**DADOS PARA PROCESSAMENTO**
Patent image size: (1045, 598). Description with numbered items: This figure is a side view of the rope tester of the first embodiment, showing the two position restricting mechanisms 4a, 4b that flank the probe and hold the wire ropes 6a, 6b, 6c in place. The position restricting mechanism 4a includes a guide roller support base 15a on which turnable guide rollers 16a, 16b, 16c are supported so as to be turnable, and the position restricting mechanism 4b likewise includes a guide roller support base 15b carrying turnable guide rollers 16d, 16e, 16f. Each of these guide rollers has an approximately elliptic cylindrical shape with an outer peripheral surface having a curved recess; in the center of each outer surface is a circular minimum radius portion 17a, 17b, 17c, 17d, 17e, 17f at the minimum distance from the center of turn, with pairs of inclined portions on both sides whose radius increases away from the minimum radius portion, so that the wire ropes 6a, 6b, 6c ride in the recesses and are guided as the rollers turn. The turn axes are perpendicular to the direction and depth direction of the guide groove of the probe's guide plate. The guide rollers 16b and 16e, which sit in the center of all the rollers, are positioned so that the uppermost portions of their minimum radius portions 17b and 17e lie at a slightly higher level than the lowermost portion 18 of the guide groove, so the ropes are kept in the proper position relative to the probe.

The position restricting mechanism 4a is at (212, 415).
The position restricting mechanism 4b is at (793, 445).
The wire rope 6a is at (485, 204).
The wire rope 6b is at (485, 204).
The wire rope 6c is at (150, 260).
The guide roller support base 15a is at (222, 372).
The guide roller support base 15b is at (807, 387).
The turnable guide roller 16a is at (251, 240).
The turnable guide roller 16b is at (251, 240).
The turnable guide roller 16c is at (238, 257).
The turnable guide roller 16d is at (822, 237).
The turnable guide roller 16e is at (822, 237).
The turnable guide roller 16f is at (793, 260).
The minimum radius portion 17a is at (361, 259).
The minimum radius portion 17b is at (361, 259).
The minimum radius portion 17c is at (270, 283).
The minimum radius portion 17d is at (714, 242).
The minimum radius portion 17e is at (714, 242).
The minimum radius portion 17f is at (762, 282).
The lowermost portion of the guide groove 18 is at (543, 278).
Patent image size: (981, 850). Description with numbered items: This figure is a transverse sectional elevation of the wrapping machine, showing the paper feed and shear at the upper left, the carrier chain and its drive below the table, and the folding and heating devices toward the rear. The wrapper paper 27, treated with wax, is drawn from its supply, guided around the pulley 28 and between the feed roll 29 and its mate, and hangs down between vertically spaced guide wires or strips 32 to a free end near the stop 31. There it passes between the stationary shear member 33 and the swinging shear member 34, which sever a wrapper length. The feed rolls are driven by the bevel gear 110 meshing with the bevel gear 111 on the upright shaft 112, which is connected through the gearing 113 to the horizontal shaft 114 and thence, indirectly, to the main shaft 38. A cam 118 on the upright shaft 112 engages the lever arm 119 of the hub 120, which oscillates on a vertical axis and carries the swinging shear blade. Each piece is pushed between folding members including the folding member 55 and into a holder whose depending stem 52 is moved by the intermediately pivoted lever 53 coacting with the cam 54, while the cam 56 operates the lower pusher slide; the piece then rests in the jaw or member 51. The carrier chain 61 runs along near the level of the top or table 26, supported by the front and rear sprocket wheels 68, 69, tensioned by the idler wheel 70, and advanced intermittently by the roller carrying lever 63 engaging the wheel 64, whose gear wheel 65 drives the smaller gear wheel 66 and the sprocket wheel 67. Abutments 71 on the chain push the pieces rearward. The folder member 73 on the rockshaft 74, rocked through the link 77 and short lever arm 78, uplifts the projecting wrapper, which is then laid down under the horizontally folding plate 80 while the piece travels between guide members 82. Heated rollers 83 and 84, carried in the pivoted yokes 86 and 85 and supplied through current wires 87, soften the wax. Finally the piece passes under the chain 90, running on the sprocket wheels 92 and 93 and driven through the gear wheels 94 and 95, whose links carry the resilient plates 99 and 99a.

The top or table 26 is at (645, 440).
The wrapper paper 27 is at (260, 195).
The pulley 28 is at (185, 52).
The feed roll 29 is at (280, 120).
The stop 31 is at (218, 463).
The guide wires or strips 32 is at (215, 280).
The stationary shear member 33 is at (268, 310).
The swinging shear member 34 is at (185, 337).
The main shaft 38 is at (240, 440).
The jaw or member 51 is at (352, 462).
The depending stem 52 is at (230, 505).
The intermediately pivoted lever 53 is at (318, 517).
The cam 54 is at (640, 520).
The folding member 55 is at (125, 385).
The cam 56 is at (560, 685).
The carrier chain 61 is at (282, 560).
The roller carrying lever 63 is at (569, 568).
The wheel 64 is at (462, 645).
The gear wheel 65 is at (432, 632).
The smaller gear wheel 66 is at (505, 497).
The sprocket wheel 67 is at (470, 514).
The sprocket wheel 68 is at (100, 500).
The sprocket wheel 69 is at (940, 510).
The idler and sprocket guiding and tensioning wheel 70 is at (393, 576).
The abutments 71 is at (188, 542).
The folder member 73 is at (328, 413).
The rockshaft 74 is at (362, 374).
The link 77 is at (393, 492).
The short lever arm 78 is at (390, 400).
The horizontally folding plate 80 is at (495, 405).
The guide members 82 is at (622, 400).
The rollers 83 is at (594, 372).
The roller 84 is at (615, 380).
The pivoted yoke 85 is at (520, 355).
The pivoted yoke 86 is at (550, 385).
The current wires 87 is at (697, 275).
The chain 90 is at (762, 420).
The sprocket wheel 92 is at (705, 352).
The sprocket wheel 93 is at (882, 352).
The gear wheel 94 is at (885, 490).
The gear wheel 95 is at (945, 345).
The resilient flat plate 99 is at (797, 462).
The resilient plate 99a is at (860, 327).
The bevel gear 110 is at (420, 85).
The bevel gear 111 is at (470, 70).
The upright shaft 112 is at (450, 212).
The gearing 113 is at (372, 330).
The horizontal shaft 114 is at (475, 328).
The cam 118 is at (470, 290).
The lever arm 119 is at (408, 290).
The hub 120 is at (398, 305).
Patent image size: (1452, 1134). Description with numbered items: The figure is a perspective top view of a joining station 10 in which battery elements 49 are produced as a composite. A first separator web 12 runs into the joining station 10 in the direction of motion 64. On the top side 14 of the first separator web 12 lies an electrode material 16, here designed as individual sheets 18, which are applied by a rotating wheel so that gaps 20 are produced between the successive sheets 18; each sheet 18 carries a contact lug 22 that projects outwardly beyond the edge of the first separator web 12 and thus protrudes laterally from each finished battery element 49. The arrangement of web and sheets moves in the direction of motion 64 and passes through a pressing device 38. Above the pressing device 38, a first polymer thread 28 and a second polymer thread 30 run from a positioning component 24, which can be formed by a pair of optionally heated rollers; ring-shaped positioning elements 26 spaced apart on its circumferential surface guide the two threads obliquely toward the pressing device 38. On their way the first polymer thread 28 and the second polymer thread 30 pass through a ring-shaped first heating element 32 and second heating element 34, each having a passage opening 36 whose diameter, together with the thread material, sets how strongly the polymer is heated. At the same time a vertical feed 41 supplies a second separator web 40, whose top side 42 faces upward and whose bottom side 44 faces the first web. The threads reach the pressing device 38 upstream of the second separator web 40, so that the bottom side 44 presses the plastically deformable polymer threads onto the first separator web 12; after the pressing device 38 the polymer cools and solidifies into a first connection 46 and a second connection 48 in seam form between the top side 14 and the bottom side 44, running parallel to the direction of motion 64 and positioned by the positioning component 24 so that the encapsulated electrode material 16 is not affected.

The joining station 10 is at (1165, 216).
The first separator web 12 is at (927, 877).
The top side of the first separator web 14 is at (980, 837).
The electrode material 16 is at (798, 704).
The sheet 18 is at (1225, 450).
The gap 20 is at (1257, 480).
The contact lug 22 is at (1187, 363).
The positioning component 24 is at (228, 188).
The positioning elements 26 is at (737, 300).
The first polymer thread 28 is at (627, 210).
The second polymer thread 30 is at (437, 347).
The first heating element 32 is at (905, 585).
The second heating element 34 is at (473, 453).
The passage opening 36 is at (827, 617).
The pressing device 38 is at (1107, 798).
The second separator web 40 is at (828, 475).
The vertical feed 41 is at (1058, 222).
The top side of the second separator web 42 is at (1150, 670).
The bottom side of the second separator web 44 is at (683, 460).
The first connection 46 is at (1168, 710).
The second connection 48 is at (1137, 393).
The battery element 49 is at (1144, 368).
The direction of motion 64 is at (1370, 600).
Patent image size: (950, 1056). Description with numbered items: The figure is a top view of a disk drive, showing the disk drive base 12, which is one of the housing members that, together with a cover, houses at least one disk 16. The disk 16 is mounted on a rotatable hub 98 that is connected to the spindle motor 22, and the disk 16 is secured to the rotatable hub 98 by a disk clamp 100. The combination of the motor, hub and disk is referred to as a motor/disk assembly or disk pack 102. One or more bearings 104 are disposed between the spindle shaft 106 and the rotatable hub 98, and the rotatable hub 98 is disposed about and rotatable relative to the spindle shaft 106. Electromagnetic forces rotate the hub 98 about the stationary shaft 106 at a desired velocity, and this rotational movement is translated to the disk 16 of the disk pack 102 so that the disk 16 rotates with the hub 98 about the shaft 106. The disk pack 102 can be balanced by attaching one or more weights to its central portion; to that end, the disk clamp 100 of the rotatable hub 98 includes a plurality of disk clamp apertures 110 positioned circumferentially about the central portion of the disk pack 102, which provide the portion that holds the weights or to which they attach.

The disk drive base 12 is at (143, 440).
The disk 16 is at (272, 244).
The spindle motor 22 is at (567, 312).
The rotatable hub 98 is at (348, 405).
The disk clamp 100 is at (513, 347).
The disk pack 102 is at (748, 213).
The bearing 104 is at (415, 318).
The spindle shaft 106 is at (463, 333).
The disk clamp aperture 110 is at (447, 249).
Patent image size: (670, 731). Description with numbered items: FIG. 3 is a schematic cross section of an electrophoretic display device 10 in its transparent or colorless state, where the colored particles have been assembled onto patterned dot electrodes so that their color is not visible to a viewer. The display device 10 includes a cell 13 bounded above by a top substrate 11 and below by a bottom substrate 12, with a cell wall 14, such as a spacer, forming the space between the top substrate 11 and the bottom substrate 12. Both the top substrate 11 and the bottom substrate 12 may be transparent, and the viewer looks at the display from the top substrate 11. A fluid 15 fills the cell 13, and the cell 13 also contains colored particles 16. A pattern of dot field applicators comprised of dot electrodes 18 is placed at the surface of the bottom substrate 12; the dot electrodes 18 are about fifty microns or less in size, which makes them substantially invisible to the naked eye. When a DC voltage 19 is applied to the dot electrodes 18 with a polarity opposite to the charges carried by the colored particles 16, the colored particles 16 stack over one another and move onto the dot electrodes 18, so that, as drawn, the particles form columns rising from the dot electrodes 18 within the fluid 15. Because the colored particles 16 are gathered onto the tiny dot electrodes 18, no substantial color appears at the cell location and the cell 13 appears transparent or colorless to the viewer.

**INSTRUÇÕES E REQUISITOS**
Retorne, sem nenhuma alteração, tudo o que vai do início do material acima até a linha que contém "The turnable guide roller 16e", incluindo essa linha.

**PROBLEMA RESOLVIDO**
Patent image size: (1045, 598). Description with numbered items: This figure is a side view of the rope tester of the first embodiment, showing the two position restricting mechanisms 4a, 4b that flank the probe and hold the wire ropes 6a, 6b, 6c in place. The position restricting mechanism 4a includes a guide roller support base 15a on which turnable guide rollers 16a, 16b, 16c are supported so as to be turnable, and the position restricting mechanism 4b likewise includes a guide roller support base 15b carrying turnable guide rollers 16d, 16e, 16f. Each of these guide rollers has an approximately elliptic cylindrical shape with an outer peripheral surface having a curved recess; in the center of each outer surface is a circular minimum radius portion 17a, 17b, 17c, 17d, 17e, 17f at the minimum distance from the center of turn, with pairs of inclined portions on both sides whose radius increases away from the minimum radius portion, so that the wire ropes 6a, 6b, 6c ride in the recesses and are guided as the rollers turn. The turn axes are perpendicular to the direction and depth direction of the guide groove of the probe's guide plate. The guide rollers 16b and 16e, which sit in the center of all the rollers, are positioned so that the uppermost portions of their minimum radius portions 17b and 17e lie at a slightly higher level than the lowermost portion 18 of the guide groove, so the ropes are kept in the proper position relative to the probe.

The position restricting mechanism 4a is at (212, 415).
The position restricting mechanism 4b is at (793, 445).
The wire rope 6a is at (485, 204).
The wire rope 6b is at (485, 204).
The wire rope 6c is at (150, 260).
The guide roller support base 15a is at (222, 372).
The guide roller support base 15b is at (807, 387).
The turnable guide roller 16a is at (251, 240).
The turnable guide roller 16b is at (251, 240).
The turnable guide roller 16c is at (238, 257).
The turnable guide roller 16d is at (822, 237).
The turnable guide roller 16e is at (822, 237).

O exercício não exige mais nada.